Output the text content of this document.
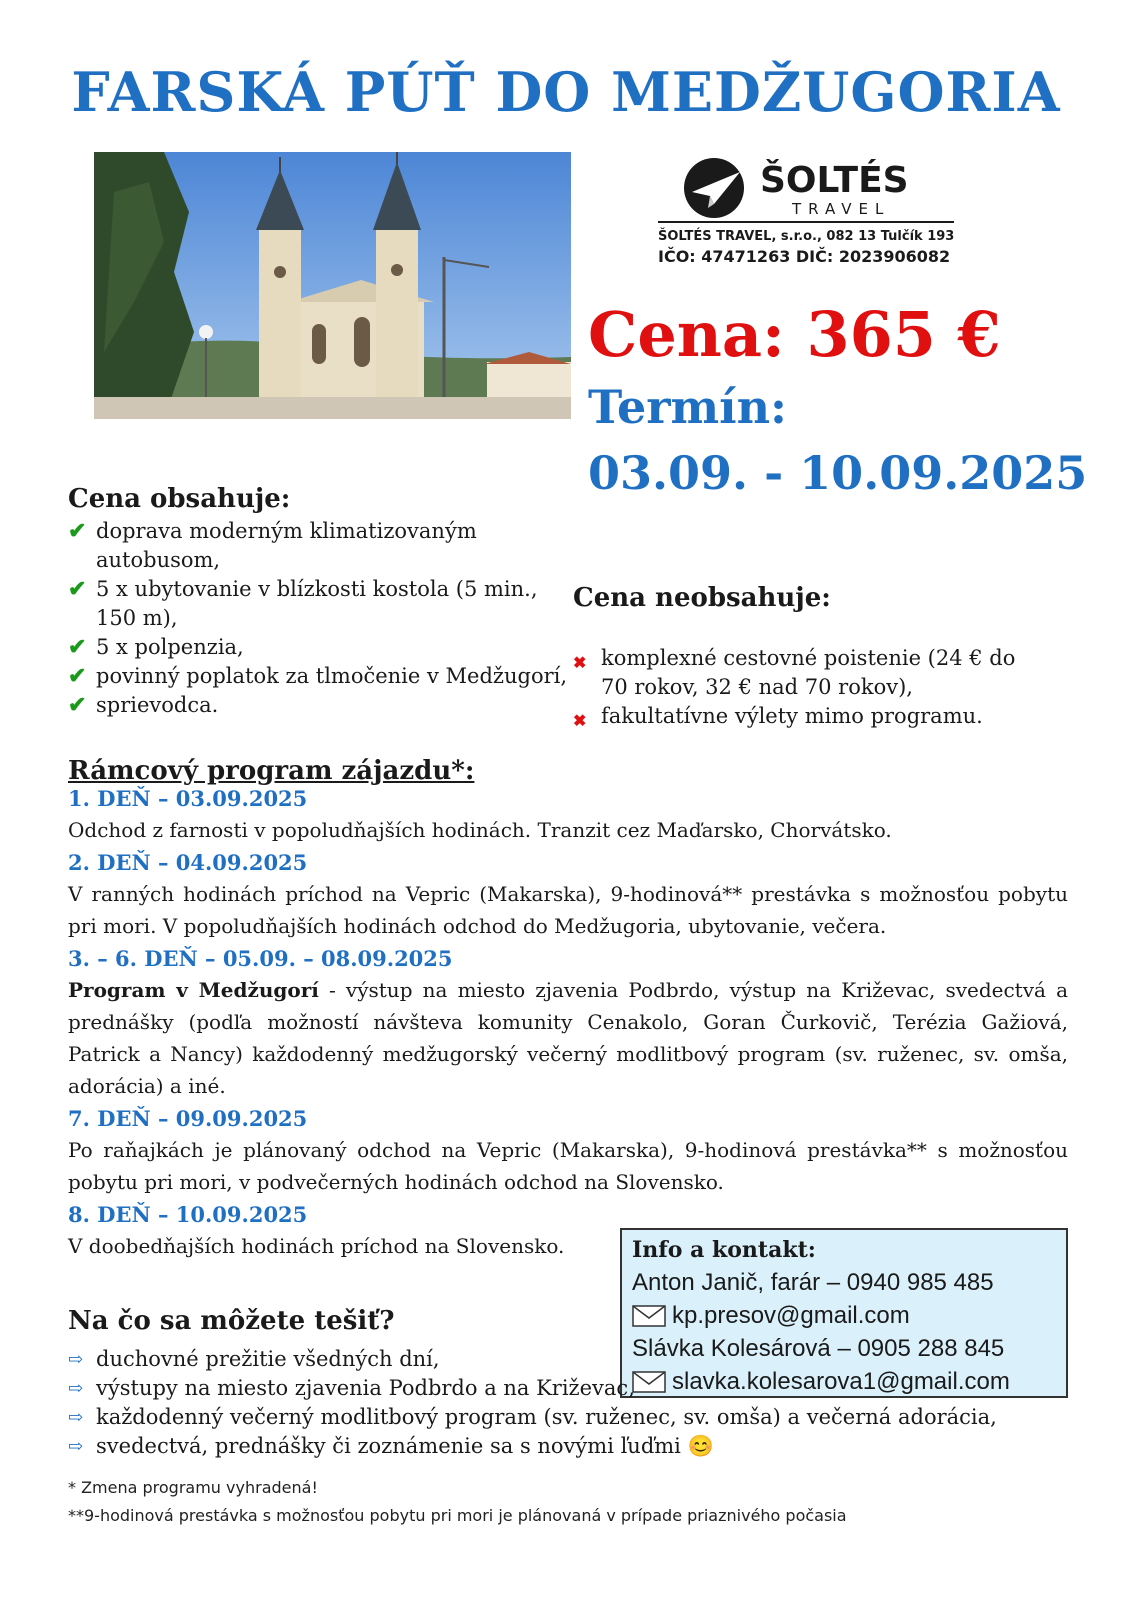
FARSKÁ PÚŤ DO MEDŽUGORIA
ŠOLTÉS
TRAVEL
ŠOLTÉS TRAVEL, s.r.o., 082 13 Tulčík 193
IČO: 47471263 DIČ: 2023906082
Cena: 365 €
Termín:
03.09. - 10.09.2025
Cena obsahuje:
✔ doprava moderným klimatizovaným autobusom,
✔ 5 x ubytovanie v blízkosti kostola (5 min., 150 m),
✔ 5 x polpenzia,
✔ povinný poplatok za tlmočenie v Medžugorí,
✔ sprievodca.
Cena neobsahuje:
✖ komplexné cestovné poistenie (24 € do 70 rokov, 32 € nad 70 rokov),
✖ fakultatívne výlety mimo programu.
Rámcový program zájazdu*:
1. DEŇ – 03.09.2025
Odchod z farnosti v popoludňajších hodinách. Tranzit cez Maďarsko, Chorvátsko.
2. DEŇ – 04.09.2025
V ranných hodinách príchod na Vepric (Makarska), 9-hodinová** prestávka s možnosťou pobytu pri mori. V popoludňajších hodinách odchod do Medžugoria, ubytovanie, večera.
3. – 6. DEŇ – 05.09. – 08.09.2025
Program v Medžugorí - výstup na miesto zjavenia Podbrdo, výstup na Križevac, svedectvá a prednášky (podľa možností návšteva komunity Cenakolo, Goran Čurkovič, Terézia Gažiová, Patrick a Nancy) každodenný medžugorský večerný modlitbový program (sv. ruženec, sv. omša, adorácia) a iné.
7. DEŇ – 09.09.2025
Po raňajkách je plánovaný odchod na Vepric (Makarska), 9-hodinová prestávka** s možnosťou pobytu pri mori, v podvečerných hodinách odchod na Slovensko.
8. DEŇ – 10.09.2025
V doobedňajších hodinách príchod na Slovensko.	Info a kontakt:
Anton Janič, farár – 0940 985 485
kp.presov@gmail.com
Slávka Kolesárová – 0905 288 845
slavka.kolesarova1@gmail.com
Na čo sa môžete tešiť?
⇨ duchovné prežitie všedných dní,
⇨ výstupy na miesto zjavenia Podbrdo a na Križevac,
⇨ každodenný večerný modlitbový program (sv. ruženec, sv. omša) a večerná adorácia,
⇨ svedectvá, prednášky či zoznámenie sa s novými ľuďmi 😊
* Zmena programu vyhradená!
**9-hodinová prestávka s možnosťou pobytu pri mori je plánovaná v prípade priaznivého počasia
...
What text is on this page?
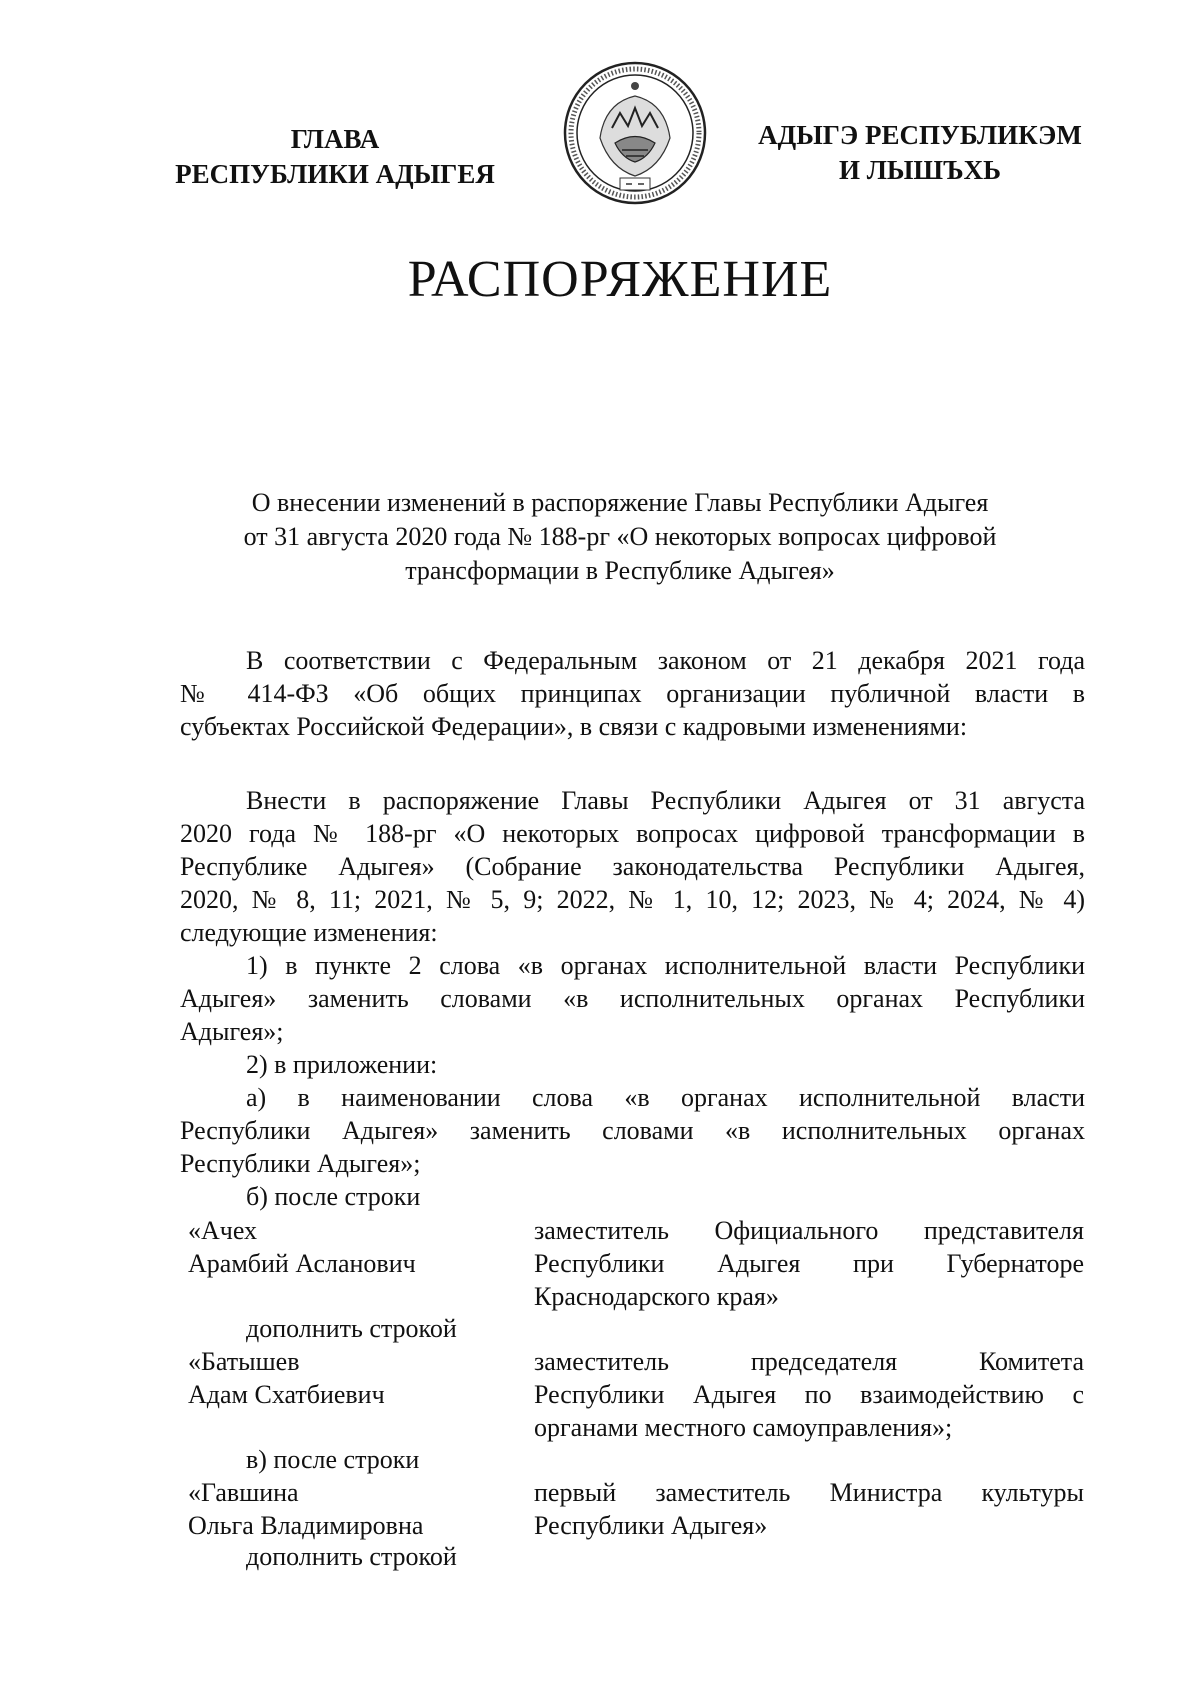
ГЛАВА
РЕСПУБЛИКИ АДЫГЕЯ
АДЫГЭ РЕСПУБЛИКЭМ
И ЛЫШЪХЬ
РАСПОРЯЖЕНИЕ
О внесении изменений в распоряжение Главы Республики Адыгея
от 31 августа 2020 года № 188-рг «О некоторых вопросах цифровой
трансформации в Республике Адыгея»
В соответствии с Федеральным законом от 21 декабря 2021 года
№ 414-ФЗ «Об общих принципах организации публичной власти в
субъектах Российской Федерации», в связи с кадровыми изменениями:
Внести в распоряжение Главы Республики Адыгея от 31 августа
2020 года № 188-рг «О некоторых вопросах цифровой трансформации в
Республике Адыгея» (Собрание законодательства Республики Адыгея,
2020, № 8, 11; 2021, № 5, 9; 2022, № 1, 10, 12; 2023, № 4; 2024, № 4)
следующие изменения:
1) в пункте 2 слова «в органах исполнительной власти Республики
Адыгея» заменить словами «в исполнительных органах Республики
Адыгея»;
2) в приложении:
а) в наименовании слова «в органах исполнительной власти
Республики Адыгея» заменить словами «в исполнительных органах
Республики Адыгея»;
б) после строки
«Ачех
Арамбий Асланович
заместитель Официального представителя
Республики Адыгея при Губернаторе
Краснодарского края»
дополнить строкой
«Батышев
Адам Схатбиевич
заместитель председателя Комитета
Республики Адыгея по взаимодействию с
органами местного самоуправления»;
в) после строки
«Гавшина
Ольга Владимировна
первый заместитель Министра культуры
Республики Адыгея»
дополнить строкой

TASK GOAL: Copy every line of the data that holds the string "popoludňajších".

EXPECTED ANSWER:
Odchod z farnosti v popoludňajších hodinách. Tranzit cez Maďarsko, Chorvátsko.
V ranných hodinách príchod na Vepric (Makarska), 9-hodinová** prestávka s možnosťou pobytu pri mori. V popoludňajších hodinách odchod do Medžugoria, ubytovanie, večera.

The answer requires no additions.